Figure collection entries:
━━━━━━━━━━━━━━━━

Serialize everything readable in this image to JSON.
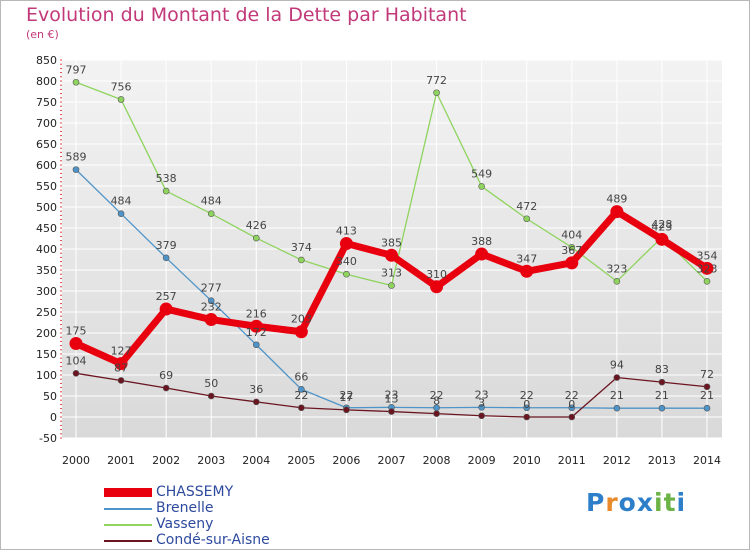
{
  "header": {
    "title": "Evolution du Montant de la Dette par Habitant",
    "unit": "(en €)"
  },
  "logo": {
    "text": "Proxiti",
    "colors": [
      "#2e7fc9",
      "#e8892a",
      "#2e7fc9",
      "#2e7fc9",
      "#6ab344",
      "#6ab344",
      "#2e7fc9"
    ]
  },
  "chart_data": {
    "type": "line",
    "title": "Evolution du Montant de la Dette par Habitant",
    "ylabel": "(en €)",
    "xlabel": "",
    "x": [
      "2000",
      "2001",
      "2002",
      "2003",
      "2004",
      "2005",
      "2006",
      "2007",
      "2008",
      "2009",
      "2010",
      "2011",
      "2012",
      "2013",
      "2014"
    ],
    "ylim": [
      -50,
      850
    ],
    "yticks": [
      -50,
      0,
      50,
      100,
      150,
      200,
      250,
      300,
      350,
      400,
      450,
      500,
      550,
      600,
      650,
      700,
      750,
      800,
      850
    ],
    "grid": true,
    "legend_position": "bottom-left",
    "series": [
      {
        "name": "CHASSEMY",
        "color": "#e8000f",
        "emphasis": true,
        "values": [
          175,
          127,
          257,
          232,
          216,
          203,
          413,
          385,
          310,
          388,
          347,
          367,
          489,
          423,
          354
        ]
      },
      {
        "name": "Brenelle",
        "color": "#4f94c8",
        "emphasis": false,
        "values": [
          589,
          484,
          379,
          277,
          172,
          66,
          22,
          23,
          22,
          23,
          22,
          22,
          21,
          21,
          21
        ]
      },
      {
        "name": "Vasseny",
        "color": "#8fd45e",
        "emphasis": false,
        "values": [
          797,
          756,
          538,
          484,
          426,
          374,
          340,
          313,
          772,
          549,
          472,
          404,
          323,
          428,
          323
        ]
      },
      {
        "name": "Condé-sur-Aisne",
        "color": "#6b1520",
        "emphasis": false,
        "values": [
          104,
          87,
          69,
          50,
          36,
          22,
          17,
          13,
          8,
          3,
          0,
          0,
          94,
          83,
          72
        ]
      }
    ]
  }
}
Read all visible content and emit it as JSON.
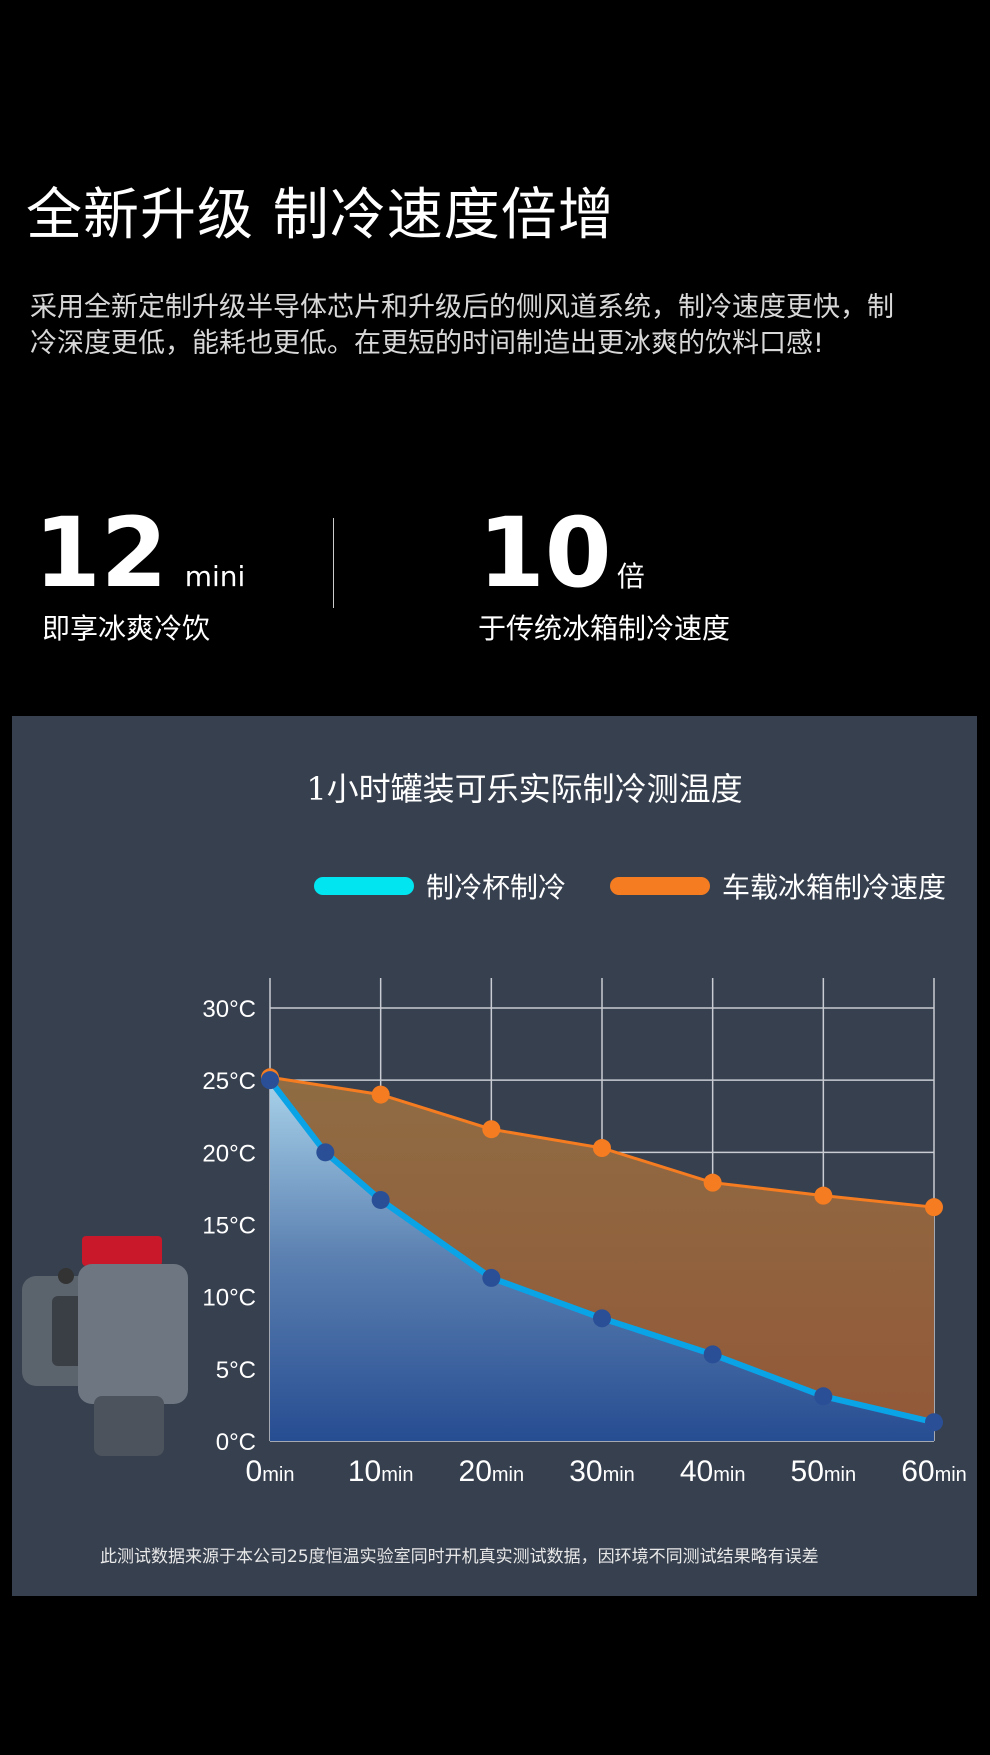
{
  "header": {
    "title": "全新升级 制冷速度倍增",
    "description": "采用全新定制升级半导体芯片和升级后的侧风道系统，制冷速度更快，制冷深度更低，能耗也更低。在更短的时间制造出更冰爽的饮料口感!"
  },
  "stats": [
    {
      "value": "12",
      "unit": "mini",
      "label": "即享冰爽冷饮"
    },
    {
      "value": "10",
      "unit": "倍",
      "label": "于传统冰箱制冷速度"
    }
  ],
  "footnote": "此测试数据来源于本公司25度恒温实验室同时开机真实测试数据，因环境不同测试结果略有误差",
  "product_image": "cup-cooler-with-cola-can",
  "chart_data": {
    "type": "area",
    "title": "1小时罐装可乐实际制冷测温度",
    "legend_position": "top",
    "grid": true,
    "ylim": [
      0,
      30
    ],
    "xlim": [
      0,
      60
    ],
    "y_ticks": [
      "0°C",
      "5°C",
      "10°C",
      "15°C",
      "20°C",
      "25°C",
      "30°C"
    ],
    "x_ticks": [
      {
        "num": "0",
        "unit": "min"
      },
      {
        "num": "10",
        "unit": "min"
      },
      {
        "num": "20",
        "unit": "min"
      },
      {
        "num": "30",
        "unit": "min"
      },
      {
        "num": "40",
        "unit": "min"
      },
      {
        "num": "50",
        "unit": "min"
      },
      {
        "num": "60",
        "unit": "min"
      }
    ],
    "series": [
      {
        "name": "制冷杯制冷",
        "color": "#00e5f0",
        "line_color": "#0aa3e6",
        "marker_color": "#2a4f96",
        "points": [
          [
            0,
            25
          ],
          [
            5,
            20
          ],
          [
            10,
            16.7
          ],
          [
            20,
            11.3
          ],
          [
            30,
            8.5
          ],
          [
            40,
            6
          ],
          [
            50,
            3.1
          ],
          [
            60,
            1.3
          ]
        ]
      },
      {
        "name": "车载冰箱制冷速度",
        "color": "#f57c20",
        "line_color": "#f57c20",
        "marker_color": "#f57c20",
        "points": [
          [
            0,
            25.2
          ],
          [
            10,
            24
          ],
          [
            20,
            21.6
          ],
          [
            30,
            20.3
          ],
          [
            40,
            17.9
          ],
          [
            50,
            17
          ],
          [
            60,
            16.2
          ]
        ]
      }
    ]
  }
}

━━━━━━━━━━━━━━━━

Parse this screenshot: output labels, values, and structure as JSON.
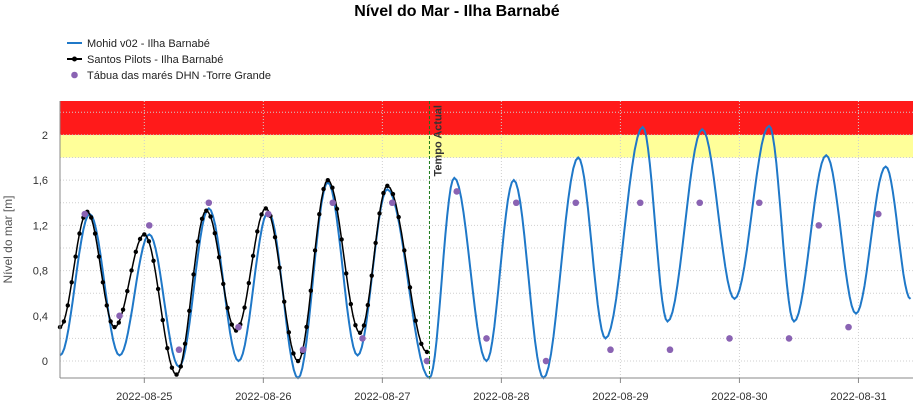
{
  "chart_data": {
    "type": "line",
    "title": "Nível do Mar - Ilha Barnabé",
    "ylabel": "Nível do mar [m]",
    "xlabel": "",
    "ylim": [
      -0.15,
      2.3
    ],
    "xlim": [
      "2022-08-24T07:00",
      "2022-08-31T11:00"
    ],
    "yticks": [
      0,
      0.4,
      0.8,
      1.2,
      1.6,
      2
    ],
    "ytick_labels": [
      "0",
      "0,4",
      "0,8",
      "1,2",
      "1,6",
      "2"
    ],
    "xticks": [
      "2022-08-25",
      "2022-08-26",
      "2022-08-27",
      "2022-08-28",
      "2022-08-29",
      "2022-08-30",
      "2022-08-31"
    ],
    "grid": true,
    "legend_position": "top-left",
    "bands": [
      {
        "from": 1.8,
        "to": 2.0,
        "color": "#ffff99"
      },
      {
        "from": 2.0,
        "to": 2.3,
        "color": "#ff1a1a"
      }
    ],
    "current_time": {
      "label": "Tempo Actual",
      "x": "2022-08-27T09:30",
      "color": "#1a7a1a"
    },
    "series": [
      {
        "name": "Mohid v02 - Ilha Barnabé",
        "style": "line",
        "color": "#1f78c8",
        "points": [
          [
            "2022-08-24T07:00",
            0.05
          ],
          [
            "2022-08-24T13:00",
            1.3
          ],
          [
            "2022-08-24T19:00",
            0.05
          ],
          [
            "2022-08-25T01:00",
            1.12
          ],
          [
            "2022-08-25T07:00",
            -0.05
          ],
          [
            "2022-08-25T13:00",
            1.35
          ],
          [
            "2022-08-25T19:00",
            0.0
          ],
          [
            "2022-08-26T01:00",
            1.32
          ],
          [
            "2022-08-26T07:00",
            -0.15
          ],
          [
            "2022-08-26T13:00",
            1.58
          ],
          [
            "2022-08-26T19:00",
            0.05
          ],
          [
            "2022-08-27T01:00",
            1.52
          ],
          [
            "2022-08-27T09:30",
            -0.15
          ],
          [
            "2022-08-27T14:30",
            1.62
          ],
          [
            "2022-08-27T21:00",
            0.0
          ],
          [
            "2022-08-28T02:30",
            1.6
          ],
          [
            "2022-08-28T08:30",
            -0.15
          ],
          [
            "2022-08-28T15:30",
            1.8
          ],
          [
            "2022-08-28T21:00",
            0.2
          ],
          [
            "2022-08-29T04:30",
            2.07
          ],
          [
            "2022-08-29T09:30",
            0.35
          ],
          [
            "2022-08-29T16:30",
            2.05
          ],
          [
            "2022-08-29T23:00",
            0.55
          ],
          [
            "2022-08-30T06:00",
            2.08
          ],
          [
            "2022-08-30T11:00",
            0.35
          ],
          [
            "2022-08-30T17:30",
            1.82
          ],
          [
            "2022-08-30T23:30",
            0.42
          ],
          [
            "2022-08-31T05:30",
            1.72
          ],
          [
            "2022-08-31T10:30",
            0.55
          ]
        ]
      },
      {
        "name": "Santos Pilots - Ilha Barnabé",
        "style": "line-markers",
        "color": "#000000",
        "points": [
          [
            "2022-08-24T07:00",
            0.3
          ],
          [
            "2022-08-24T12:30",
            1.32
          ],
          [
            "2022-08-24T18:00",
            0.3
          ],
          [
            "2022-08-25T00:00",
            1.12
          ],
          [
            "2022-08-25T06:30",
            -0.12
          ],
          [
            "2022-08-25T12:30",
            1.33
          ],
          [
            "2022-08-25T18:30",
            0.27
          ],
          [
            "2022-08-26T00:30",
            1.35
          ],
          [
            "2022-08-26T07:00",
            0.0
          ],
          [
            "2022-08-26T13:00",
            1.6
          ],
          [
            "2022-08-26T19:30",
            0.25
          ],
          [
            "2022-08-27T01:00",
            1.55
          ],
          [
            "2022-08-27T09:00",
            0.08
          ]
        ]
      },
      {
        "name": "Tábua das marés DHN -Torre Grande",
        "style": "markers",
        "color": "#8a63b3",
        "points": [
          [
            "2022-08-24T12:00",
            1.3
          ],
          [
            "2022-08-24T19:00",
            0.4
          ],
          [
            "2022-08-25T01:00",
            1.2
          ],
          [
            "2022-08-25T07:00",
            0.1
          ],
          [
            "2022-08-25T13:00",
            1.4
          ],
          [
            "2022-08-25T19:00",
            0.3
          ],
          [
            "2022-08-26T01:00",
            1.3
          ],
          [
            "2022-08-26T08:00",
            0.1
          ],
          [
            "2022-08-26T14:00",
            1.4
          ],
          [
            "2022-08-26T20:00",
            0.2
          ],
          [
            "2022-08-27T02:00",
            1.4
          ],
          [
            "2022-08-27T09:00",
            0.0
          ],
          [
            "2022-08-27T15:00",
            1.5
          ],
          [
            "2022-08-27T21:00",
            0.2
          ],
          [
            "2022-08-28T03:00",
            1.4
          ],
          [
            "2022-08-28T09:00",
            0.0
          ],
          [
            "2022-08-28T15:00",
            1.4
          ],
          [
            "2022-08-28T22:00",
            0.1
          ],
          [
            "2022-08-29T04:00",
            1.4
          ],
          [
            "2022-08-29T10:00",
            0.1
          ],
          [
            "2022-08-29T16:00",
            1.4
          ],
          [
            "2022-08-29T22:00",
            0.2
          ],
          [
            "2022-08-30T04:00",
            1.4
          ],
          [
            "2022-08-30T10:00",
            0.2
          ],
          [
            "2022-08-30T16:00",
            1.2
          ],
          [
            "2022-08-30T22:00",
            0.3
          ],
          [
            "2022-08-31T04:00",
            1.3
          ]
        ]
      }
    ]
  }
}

━━━━━━━━━━━━━━━━

From the records above, pick out and copy each line holding the word "Nível".

# Answer to the task:
    "title": "Nível do Mar - Ilha Barnabé",
    "ylabel": "Nível do mar [m]",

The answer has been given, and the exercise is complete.